— Goal of the exercise —
The answer is one number: how many lines hold the string "darktable".

— Supplied data —
=-=-=-=-=

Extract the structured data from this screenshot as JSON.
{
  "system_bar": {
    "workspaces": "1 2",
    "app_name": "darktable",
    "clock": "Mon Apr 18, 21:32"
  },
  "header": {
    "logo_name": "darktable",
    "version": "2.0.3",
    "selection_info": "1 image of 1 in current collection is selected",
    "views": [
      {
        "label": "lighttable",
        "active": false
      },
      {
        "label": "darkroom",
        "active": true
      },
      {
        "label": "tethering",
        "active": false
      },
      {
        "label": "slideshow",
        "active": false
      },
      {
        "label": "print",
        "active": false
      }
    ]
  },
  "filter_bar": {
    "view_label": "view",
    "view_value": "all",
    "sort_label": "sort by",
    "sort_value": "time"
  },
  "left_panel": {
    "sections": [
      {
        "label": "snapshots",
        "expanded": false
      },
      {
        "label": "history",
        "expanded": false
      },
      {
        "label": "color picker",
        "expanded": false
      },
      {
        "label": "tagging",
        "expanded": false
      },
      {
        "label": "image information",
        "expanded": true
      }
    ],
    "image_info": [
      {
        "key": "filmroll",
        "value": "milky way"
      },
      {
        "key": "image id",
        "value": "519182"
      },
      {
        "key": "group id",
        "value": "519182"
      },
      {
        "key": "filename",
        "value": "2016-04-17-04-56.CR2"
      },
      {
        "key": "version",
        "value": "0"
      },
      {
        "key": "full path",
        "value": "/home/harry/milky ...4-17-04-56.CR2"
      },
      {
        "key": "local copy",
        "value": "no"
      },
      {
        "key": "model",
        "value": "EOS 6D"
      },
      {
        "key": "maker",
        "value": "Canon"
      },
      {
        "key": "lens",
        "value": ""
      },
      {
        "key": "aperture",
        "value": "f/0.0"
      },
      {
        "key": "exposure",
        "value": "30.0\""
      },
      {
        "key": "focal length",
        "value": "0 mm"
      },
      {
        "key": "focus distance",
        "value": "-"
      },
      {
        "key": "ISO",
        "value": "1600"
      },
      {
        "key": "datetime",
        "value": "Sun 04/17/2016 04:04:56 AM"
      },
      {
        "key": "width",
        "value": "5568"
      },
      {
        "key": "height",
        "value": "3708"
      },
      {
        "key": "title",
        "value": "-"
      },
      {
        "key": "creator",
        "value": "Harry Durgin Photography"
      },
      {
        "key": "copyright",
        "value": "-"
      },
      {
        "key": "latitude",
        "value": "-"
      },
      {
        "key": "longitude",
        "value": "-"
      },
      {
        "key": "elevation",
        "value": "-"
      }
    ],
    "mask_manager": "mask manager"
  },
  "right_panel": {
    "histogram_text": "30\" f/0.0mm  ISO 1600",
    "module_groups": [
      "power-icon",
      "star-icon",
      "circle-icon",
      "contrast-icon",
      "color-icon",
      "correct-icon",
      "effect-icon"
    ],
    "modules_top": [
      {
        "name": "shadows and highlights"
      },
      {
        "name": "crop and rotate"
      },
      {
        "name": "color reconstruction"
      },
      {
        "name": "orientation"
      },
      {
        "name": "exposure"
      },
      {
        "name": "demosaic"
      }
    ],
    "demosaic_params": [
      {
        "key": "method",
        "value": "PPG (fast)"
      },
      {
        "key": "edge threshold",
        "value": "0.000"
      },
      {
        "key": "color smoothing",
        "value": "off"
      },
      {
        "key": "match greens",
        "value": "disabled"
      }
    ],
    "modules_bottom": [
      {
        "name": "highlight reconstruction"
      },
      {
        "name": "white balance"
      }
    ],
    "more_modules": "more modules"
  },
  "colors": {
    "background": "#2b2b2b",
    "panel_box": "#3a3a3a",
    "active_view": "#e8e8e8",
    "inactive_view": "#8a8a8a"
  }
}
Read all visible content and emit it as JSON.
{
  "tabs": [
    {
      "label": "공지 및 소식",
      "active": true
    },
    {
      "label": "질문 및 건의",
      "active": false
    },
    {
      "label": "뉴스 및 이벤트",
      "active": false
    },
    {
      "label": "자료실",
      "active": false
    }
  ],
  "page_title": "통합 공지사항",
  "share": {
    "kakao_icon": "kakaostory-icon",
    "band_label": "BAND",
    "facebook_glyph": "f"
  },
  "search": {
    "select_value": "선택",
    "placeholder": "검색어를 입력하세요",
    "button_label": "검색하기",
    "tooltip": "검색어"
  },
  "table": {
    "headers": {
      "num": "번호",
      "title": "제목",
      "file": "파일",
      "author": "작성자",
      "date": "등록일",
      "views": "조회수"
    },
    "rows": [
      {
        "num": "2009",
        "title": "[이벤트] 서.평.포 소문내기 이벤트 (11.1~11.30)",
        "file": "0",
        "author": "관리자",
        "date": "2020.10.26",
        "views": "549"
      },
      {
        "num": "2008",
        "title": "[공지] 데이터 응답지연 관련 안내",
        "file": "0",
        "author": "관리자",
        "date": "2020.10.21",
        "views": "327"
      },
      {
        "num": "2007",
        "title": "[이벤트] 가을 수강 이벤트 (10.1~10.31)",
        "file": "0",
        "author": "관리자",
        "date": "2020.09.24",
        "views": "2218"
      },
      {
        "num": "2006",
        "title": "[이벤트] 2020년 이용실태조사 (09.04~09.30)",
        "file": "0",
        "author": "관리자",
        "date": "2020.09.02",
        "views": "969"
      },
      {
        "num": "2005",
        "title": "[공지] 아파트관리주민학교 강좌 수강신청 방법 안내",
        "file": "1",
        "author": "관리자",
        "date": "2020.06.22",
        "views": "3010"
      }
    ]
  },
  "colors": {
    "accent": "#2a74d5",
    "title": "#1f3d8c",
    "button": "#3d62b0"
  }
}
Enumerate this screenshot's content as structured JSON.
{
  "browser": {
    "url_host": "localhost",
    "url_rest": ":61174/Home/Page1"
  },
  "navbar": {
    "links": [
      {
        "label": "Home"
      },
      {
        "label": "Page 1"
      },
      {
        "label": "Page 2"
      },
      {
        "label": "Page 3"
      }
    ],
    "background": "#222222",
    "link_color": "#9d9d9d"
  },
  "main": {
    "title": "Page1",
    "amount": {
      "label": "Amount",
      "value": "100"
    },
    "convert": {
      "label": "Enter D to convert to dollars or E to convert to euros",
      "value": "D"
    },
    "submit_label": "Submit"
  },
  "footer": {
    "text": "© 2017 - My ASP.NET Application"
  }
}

=-=-=-=-=

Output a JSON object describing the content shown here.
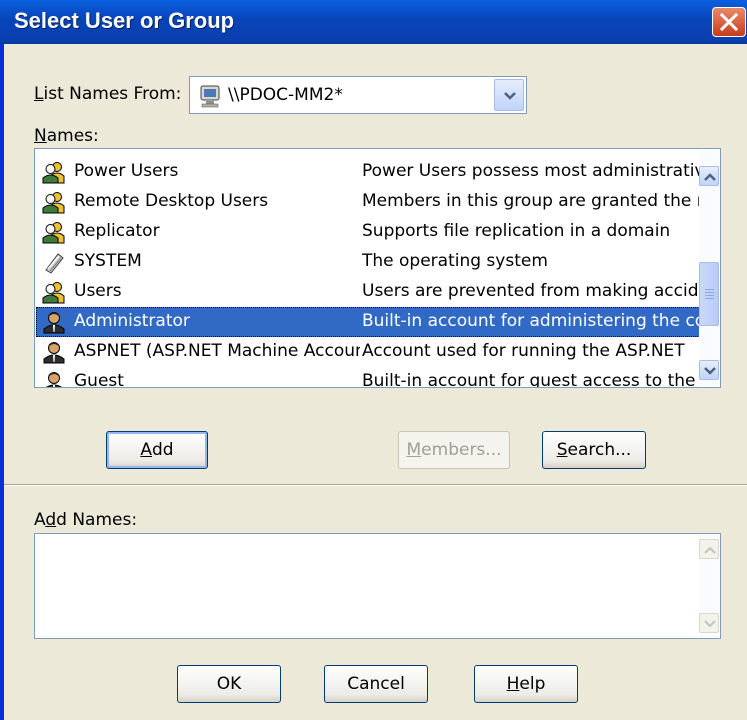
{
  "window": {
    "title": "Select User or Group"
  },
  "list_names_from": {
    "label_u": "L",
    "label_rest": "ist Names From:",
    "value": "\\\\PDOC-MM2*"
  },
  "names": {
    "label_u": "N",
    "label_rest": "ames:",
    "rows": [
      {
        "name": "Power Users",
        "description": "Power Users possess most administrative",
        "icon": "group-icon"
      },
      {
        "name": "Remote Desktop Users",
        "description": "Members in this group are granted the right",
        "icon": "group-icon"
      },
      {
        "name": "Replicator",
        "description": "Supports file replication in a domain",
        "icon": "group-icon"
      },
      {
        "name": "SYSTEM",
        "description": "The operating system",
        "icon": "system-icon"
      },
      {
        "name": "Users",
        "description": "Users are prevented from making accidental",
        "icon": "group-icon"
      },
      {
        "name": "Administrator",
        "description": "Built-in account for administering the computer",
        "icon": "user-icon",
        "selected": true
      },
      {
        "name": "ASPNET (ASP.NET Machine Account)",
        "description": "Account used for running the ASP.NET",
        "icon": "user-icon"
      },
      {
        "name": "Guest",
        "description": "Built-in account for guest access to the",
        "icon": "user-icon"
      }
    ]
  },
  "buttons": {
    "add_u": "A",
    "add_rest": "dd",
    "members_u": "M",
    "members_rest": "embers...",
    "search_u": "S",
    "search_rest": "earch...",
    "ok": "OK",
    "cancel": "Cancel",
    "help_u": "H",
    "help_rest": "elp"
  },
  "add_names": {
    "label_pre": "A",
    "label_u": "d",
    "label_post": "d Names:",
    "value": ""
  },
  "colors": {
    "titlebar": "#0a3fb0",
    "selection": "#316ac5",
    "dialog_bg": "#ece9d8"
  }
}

=-=-=-=-=

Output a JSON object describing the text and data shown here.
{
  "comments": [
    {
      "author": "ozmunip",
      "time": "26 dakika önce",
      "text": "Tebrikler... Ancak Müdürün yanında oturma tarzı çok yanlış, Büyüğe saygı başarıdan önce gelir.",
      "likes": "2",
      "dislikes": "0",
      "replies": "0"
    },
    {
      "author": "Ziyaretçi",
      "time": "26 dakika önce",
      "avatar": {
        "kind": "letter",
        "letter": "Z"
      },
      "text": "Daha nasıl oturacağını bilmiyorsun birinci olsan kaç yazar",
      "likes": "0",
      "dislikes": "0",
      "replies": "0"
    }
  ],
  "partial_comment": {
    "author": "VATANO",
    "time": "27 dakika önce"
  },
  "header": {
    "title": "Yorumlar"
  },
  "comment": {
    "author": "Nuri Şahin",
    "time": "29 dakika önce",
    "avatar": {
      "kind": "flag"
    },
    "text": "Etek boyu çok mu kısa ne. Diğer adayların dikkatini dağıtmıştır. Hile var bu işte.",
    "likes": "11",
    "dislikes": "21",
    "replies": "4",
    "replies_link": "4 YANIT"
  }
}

=-=-=-=-=

— Completed exercise —
2